What the exercise asks
Gather the lines from the material that contain "медицинский".

Extracted data entries
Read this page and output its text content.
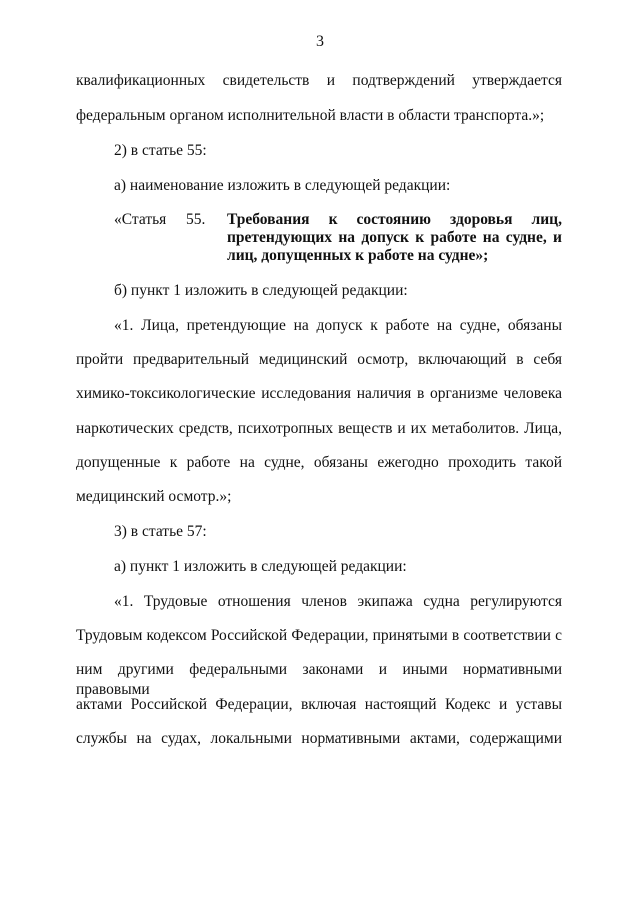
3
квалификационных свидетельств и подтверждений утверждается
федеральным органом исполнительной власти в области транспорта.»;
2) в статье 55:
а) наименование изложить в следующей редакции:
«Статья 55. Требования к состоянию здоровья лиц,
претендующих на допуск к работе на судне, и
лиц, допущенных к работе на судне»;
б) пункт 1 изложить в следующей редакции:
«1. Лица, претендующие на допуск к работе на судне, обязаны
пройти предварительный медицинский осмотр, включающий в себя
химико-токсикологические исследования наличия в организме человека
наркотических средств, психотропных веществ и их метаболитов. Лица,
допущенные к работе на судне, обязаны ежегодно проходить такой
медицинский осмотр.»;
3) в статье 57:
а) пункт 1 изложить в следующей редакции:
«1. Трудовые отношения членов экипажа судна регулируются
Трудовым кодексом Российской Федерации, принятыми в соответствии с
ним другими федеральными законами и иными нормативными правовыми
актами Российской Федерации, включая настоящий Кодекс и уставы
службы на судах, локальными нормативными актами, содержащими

Result
пройти предварительный медицинский осмотр, включающий в себя
медицинский осмотр.»;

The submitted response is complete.